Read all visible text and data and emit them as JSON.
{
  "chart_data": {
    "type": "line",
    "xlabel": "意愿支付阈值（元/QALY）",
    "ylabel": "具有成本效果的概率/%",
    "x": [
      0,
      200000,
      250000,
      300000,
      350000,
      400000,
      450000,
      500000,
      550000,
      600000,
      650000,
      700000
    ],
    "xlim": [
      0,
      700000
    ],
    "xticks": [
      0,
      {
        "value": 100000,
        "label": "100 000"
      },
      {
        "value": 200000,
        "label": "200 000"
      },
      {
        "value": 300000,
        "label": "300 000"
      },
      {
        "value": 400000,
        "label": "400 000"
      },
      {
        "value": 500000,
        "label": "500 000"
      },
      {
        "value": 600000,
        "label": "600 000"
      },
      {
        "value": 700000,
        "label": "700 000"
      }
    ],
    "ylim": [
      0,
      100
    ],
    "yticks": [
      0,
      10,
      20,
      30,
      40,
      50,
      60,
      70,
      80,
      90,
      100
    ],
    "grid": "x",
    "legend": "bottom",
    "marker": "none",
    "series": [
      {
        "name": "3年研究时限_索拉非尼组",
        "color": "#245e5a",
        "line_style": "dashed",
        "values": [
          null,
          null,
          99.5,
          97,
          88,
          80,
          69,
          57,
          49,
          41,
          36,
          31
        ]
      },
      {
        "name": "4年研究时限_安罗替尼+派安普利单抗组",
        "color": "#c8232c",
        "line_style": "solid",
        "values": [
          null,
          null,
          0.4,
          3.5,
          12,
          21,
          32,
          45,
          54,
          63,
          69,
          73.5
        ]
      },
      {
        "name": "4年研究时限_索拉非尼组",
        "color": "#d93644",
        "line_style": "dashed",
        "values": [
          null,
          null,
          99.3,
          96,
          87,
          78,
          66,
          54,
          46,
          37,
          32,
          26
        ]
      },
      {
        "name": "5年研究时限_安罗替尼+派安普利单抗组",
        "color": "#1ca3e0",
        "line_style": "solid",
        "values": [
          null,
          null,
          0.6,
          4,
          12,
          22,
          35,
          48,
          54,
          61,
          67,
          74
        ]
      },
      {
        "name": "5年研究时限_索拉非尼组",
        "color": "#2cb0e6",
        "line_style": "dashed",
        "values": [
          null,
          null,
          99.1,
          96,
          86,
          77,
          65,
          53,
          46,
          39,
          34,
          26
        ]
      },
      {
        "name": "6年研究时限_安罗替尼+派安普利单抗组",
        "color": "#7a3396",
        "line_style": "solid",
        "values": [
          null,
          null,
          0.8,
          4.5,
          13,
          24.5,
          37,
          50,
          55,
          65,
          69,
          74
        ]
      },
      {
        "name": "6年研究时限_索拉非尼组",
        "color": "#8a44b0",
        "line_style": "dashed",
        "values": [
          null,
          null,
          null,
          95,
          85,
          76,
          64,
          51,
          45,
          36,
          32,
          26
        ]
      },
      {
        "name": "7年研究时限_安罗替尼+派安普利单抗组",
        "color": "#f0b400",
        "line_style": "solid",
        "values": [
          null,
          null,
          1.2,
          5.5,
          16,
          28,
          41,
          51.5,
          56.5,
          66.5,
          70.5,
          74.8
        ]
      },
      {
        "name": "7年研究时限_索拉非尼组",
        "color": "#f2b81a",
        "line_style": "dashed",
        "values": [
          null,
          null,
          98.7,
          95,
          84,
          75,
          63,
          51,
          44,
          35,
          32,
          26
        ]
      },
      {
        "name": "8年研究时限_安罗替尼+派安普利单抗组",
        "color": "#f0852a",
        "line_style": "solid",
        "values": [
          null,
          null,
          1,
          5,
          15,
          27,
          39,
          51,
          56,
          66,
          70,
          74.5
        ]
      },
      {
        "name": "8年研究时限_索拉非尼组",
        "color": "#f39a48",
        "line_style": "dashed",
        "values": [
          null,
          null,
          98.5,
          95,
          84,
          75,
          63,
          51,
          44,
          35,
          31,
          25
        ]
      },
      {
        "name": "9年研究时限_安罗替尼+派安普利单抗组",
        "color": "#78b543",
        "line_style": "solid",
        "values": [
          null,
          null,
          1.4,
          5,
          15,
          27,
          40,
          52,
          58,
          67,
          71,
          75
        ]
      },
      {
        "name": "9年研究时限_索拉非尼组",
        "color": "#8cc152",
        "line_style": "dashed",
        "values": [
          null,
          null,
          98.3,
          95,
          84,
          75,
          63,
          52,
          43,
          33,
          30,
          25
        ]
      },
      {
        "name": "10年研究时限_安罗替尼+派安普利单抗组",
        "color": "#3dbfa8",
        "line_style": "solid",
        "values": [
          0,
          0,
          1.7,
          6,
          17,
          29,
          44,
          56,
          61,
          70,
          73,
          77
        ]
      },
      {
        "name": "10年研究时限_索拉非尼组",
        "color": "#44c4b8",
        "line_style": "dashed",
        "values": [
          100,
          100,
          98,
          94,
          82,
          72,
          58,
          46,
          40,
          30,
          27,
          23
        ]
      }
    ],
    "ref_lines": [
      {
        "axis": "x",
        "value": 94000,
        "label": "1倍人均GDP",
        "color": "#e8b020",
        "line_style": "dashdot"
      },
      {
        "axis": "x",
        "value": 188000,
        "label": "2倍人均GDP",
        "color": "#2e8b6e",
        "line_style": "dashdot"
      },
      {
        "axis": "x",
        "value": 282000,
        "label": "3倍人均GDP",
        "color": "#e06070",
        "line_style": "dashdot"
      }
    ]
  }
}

# # # #

List all lines holding the string "派安普利单抗组".

_ANSWER TO THIS TASK_
        "name": "4年研究时限_安罗替尼+派安普利单抗组",
        "name": "5年研究时限_安罗替尼+派安普利单抗组",
        "name": "6年研究时限_安罗替尼+派安普利单抗组",
        "name": "7年研究时限_安罗替尼+派安普利单抗组",
        "name": "8年研究时限_安罗替尼+派安普利单抗组",
        "name": "9年研究时限_安罗替尼+派安普利单抗组",
        "name": "10年研究时限_安罗替尼+派安普利单抗组",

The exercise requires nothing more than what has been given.